[Excerpt to read]:
———

I recently discovered a very nice tool that makes the protocol makers life easier. It behaves as protocol descriptor system as well as compiler to generate the needed protocol data structures to many languages such C++, Java, Python, Javascript, etc. In addition it generates accessors functions in order to ease the access to the structure data and raise exception when a wrong data is passed on.
Since I will work on integrating the uCoin server using Python and C++ later on, I was looking for a solution that can help every contributors to connect easily the protocol to any applications coded around the project including contributions.
Protocol Buffers is maintained by Google and used by thousand of their projects, it helps them to guarantee backward and forward compatibility when updates are necessary.
I have ported the uCoin protocol into the protocol buffers format (.proto file), you can find it here:
package uc.protocol;
// uCoin data structures mapped from descriptions found at
// https://github.com/ucoin-io/ucoin/blob/master/doc/Protocol.md
//
// Certification
//
// The generic word certification is to be used for describing
// certification from others, i.e. non-self certifications.

———

[Challenges]:
• a. Rewrite the part of the post about Protocol Buffers that opens with the words containing "I recently discovered" and closes with "project including contributions.", replacing "Python" with "Go".
• b. Write what comes next in the post about Protocol Buffers, picking up after its last line.
The items aren't needed for this.

———

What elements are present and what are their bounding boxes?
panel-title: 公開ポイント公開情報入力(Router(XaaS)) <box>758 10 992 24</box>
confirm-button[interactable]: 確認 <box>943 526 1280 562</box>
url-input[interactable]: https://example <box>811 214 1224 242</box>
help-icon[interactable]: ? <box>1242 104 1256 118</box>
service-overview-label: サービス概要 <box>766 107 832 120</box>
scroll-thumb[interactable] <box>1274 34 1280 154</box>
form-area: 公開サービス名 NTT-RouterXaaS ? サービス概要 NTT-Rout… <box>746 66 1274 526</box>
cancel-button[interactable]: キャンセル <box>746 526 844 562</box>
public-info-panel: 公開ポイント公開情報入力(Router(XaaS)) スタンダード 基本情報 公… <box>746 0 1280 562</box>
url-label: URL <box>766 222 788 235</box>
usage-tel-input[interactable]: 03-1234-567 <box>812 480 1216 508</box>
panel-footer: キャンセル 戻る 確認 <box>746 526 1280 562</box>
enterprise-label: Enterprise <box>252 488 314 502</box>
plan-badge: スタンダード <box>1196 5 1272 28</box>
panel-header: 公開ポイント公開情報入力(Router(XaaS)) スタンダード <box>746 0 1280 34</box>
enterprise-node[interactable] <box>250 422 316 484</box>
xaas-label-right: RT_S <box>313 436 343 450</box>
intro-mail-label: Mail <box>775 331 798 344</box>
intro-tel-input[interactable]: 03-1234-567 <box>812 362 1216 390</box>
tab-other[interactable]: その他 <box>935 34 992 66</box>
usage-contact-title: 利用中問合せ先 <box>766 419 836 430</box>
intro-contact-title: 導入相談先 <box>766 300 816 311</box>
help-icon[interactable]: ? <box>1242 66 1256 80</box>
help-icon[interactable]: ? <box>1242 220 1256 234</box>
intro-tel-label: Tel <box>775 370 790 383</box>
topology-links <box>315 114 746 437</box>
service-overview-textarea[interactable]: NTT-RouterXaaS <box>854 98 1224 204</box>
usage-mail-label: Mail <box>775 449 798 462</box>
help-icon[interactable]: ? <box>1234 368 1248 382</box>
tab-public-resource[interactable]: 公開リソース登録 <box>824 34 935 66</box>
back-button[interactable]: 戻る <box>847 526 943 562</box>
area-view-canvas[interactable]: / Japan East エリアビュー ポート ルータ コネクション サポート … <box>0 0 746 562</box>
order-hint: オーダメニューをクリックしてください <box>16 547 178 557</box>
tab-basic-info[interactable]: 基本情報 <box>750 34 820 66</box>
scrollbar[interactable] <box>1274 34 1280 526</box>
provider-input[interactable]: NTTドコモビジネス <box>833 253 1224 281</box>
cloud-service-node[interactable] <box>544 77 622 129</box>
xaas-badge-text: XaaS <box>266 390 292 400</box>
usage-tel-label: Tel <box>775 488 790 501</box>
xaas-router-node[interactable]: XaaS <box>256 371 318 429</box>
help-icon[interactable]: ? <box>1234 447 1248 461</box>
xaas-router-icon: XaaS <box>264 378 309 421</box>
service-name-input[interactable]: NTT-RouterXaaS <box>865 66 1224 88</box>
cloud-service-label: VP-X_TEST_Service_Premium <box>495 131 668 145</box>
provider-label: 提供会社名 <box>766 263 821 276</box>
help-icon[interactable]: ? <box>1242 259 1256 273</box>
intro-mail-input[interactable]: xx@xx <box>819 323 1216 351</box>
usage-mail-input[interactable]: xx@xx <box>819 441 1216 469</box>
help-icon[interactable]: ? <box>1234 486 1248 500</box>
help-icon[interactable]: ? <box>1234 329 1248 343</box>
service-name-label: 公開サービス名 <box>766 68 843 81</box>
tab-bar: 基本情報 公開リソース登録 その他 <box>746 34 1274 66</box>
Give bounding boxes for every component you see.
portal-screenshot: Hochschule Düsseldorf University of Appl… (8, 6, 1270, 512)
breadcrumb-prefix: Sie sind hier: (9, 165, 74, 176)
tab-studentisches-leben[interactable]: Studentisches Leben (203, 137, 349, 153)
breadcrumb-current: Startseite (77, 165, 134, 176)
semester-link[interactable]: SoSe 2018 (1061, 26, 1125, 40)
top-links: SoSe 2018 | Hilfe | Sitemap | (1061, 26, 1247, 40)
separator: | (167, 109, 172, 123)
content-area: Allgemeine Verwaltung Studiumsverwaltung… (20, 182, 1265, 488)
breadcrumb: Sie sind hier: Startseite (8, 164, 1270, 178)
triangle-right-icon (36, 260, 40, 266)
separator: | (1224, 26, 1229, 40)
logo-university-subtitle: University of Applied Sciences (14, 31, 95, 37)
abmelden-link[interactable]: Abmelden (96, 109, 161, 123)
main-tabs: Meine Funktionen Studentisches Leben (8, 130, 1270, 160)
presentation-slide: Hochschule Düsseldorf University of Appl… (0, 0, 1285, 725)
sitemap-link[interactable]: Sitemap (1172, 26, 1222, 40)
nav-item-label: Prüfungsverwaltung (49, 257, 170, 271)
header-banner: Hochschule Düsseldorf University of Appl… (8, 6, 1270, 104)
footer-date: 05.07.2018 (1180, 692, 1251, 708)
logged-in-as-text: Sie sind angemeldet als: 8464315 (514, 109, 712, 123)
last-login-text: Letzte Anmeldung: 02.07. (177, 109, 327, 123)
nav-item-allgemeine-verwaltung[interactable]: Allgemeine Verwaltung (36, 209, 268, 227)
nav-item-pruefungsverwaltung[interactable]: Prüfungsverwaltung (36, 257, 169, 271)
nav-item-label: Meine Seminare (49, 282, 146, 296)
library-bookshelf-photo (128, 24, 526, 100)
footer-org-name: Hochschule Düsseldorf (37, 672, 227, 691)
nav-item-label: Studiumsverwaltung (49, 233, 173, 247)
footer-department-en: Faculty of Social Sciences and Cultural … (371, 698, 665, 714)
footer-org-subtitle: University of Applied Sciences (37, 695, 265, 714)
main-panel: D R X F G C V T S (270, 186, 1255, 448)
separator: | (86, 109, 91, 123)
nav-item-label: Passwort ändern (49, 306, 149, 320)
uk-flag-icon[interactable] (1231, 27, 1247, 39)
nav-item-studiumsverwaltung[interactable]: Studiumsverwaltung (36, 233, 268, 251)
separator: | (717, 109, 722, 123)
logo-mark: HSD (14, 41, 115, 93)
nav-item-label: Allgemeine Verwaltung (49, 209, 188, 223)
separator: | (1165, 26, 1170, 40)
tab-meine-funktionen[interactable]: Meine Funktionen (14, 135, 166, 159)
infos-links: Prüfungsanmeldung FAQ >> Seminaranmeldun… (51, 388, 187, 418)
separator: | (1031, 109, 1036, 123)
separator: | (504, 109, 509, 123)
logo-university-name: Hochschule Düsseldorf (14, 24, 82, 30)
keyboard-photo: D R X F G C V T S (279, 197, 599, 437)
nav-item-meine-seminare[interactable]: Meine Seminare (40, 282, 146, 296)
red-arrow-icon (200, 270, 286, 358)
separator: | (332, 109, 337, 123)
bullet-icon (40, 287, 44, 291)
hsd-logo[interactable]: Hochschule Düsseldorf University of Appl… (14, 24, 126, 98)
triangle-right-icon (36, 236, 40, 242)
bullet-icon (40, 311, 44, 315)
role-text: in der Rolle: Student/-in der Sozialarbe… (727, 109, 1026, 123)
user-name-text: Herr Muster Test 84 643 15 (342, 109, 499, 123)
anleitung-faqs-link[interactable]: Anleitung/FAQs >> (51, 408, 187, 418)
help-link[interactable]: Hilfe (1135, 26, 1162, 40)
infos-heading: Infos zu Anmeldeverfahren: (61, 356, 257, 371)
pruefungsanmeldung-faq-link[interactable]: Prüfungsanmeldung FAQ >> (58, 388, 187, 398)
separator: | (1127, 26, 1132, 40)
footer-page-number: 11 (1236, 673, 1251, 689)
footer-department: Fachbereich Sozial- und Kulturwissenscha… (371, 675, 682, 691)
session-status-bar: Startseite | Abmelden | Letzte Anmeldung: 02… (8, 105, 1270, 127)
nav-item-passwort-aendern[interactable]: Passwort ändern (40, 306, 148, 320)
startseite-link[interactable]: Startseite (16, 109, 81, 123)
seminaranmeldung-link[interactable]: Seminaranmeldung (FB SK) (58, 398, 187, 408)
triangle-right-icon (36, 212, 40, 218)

———

[Task responses]:
• a.
I recently discovered a very nice tool that makes the protocol makers life easier. It behaves as protocol descriptor system as well as compiler to generate the needed protocol data structures to many languages such C++, Java, Go, Javascript, etc. In addition it generates accessors functions in order to ease the access to the structure data and raise exception when a wrong data is passed on.
Since I will work on integrating the uCoin server using Go and C++ later on, I was looking for a solution that can help every contributors to connect easily the protocol to any applications coded around the project including contributions.

• b.
//
message Certification {
// certification public key
required bytes pubkey_from = 1;
// public key whose identity is being certified
required bytes pubkey_to = 2;
// certification date
required uint32 timestamp = 3;
// certification signature
required bytes signature = 4;
}
//
// Membership
//
// A member is represented by a public key he is supposed to be the
// owner. To be integrated in a community, the newcomer owner of the
// key has to express its will to integrate the Community.
//
message Membership {
// current structure version
required uint32 version = 1;
// name of the currency
required string currency = 2;
// public key of the issuer
required bytes issuer = 3;
// create date of this message, timestamp, this date may be
// different from signature's date
required uint32 date = 4;
// state used by membership field
enum State {
IN = 0;
OUT = 1;
}
// membership message, value is either IN or OUT to express
// whether a member wishes to opt-in or opt-out the community
required State membership = 5;
// identity to use for this public key
required string userid = 6;
// certification of identity date
required uint32 certts = 7;
extensions 100 to 199;
}
//
// Transaction
//
// Transaction is the support of money, it allows to materialize
// coins' ownership.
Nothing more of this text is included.